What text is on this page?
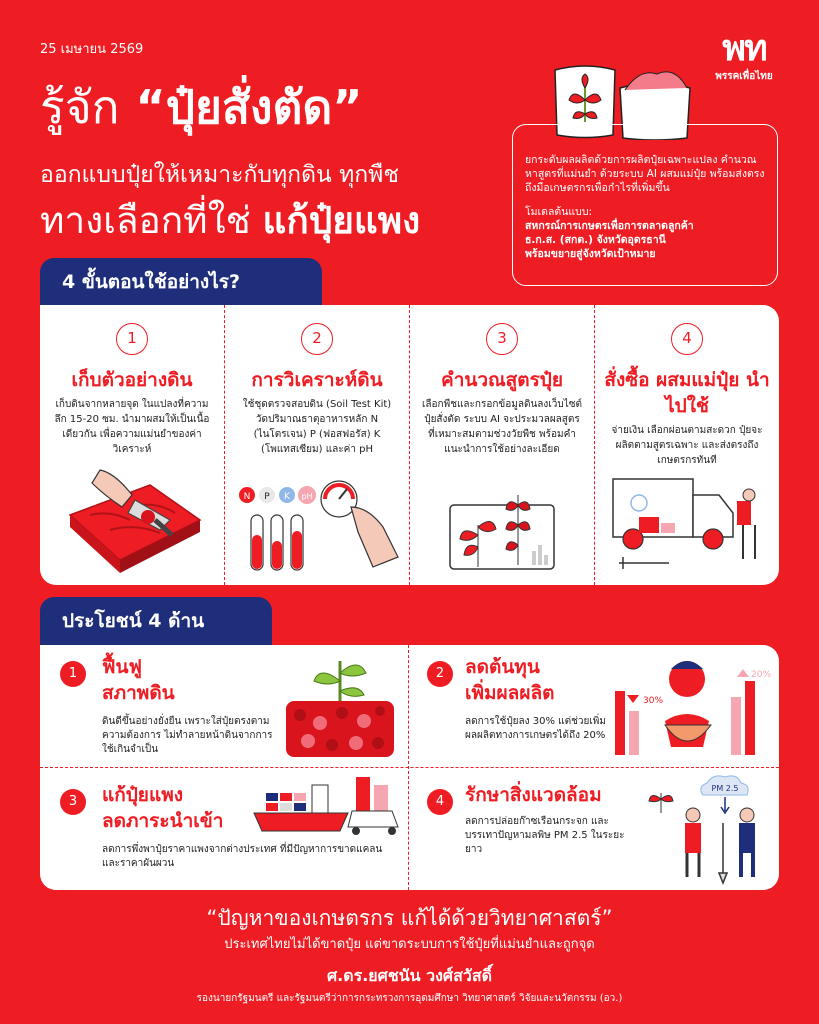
25 เมษายน 2569	พท
พรรคเพื่อไทย
รู้จัก “ปุ๋ยสั่งตัด”
ออกแบบปุ๋ยให้เหมาะกับทุกดิน ทุกพืช
ทางเลือกที่ใช่ แก้ปุ๋ยแพง
ยกระดับผลผลิตด้วยการผลิตปุ๋ยเฉพาะแปลง คำนวณหาสูตรที่แม่นยำ ด้วยระบบ AI ผสมแม่ปุ๋ย พร้อมส่งตรงถึงมือเกษตรกรเพื่อกำไรที่เพิ่มขึ้น
โมเดลต้นแบบ:
สหกรณ์การเกษตรเพื่อการตลาดลูกค้า
ธ.ก.ส. (สกต.) จังหวัดอุดรธานี
พร้อมขยายสู่จังหวัดเป้าหมาย
4 ขั้นตอนใช้อย่างไร?
1
เก็บตัวอย่างดิน
เก็บดินจากหลายจุด ในแปลงที่ความลึก 15-20 ซม. นำมาผสมให้เป็นเนื้อเดียวกัน เพื่อความแม่นยำของค่าวิเคราะห์
2
การวิเคราะห์ดิน
ใช้ชุดตรวจสอบดิน (Soil Test Kit) วัดปริมาณธาตุอาหารหลัก N (ไนโตรเจน) P (ฟอสฟอรัส) K (โพแทสเซียม) และค่า pH
N P K pH
3
คำนวณสูตรปุ๋ย
เลือกพืชและกรอกข้อมูลดินลงเว็บไซต์ปุ๋ยสั่งตัด ระบบ AI จะประมวลผลสูตรที่เหมาะสมตามช่วงวัยพืช พร้อมคำแนะนำการใช้อย่างละเอียด
4
สั่งซื้อ ผสมแม่ปุ๋ย นำไปใช้
จ่ายเงิน เลือกผ่อนตามสะดวก ปุ๋ยจะผลิตตามสูตรเฉพาะ และส่งตรงถึงเกษตรกรทันที
ประโยชน์ 4 ด้าน
1	ฟื้นฟู
สภาพดิน
ดินดีขึ้นอย่างยั่งยืน เพราะใส่ปุ๋ยตรงตามความต้องการ ไม่ทำลายหน้าดินจากการใช้เกินจำเป็น
2	ลดต้นทุน
เพิ่มผลผลิต
ลดการใช้ปุ๋ยลง 30% แต่ช่วยเพิ่มผลผลิตทางการเกษตรได้ถึง 20%
30%
20%
3	แก้ปุ๋ยแพง
ลดภาระนำเข้า
ลดการพึ่งพาปุ๋ยราคาแพงจากต่างประเทศ ที่มีปัญหาการขาดแคลนและราคาผันผวน
4	รักษาสิ่งแวดล้อม
ลดการปล่อยก๊าซเรือนกระจก และบรรเทาปัญหามลพิษ PM 2.5 ในระยะยาว
PM 2.5
“ปัญหาของเกษตรกร แก้ได้ด้วยวิทยาศาสตร์”
ประเทศไทยไม่ได้ขาดปุ๋ย แต่ขาดระบบการใช้ปุ๋ยที่แม่นยำและถูกจุด
ศ.ดร.ยศชนัน วงศ์สวัสดิ์
รองนายกรัฐมนตรี และรัฐมนตรีว่าการกระทรวงการอุดมศึกษา วิทยาศาสตร์ วิจัยและนวัตกรรม (อว.)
----------
_Exercise details_
Report only the number of lines in the listing that contain the word "เคราะห".

_Task result_
2